## Given information

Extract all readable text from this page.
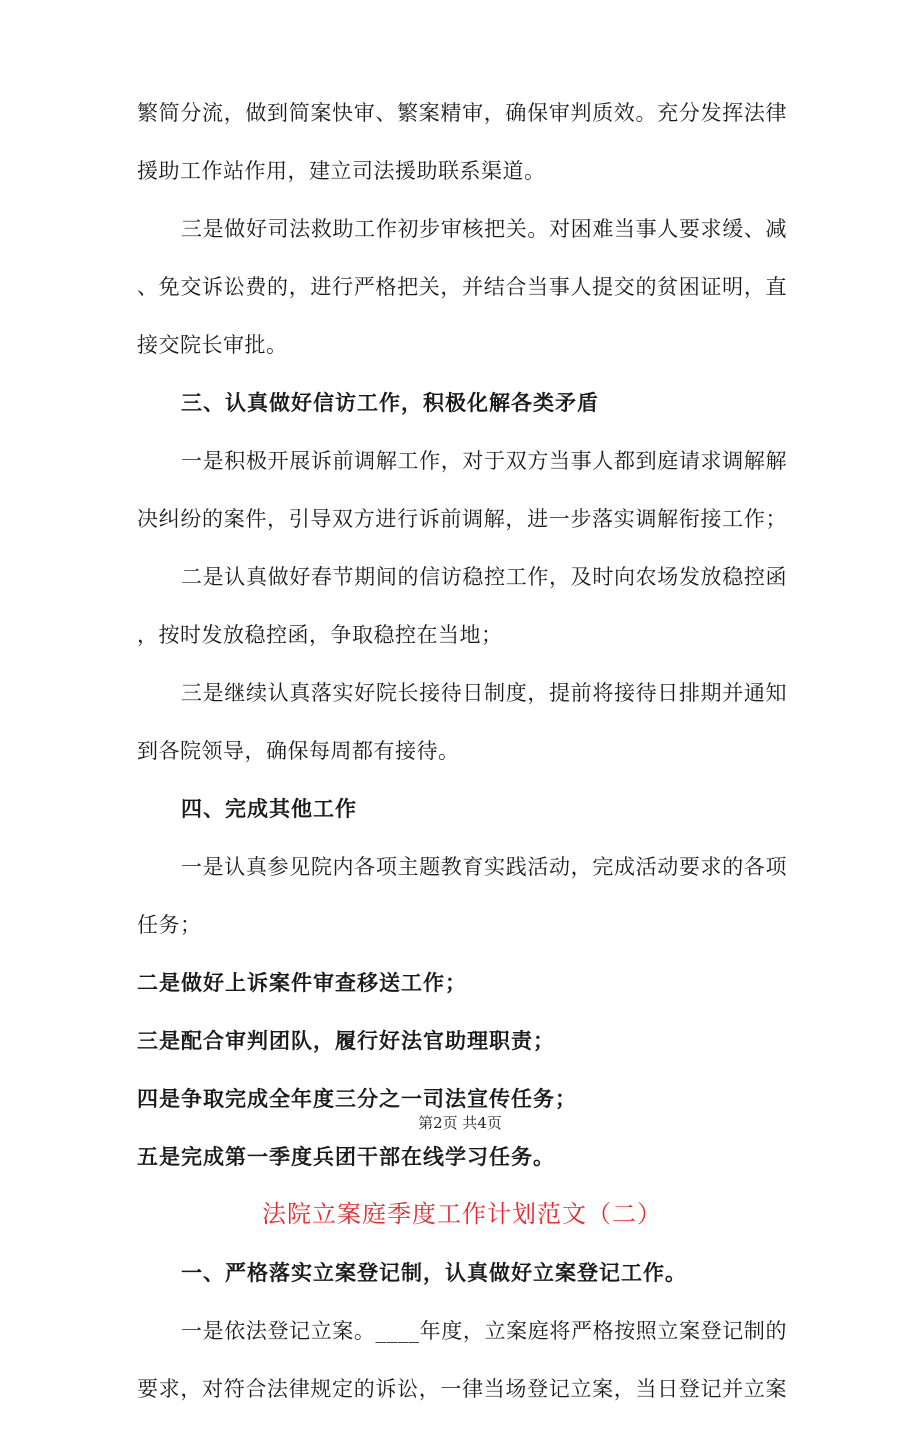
繁简分流，做到简案快审、繁案精审，确保审判质效。充分发挥法律
援助工作站作用，建立司法援助联系渠道。
三是做好司法救助工作初步审核把关。对困难当事人要求缓、减
、免交诉讼费的，进行严格把关，并结合当事人提交的贫困证明，直
接交院长审批。
三、认真做好信访工作，积极化解各类矛盾
一是积极开展诉前调解工作，对于双方当事人都到庭请求调解解
决纠纷的案件，引导双方进行诉前调解，进一步落实调解衔接工作；
二是认真做好春节期间的信访稳控工作，及时向农场发放稳控函
，按时发放稳控函，争取稳控在当地；
三是继续认真落实好院长接待日制度，提前将接待日排期并通知
到各院领导，确保每周都有接待。
四、完成其他工作
一是认真参见院内各项主题教育实践活动，完成活动要求的各项
任务；
二是做好上诉案件审查移送工作；
三是配合审判团队，履行好法官助理职责；
四是争取完成全年度三分之一司法宣传任务；
五是完成第一季度兵团干部在线学习任务。
法院立案庭季度工作计划范文（二）
一、严格落实立案登记制，认真做好立案登记工作。
一是依法登记立案。____年度，立案庭将严格按照立案登记制的
要求，对符合法律规定的诉讼，一律当场登记立案，当日登记并立案
第2页 共4页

## The request
Write every record out again exactly; no pictures belong in the copy.

## Result for this exercise
Extract all readable text from this page.
繁简分流，做到简案快审、繁案精审，确保审判质效。充分发挥法律
援助工作站作用，建立司法援助联系渠道。
三是做好司法救助工作初步审核把关。对困难当事人要求缓、减
、免交诉讼费的，进行严格把关，并结合当事人提交的贫困证明，直
接交院长审批。
三、认真做好信访工作，积极化解各类矛盾
一是积极开展诉前调解工作，对于双方当事人都到庭请求调解解
决纠纷的案件，引导双方进行诉前调解，进一步落实调解衔接工作；
二是认真做好春节期间的信访稳控工作，及时向农场发放稳控函
，按时发放稳控函，争取稳控在当地；
三是继续认真落实好院长接待日制度，提前将接待日排期并通知
到各院领导，确保每周都有接待。
四、完成其他工作
一是认真参见院内各项主题教育实践活动，完成活动要求的各项
任务；
二是做好上诉案件审查移送工作；
三是配合审判团队，履行好法官助理职责；
四是争取完成全年度三分之一司法宣传任务；
五是完成第一季度兵团干部在线学习任务。
法院立案庭季度工作计划范文（二）
一、严格落实立案登记制，认真做好立案登记工作。
一是依法登记立案。____年度，立案庭将严格按照立案登记制的
要求，对符合法律规定的诉讼，一律当场登记立案，当日登记并立案
第2页 共4页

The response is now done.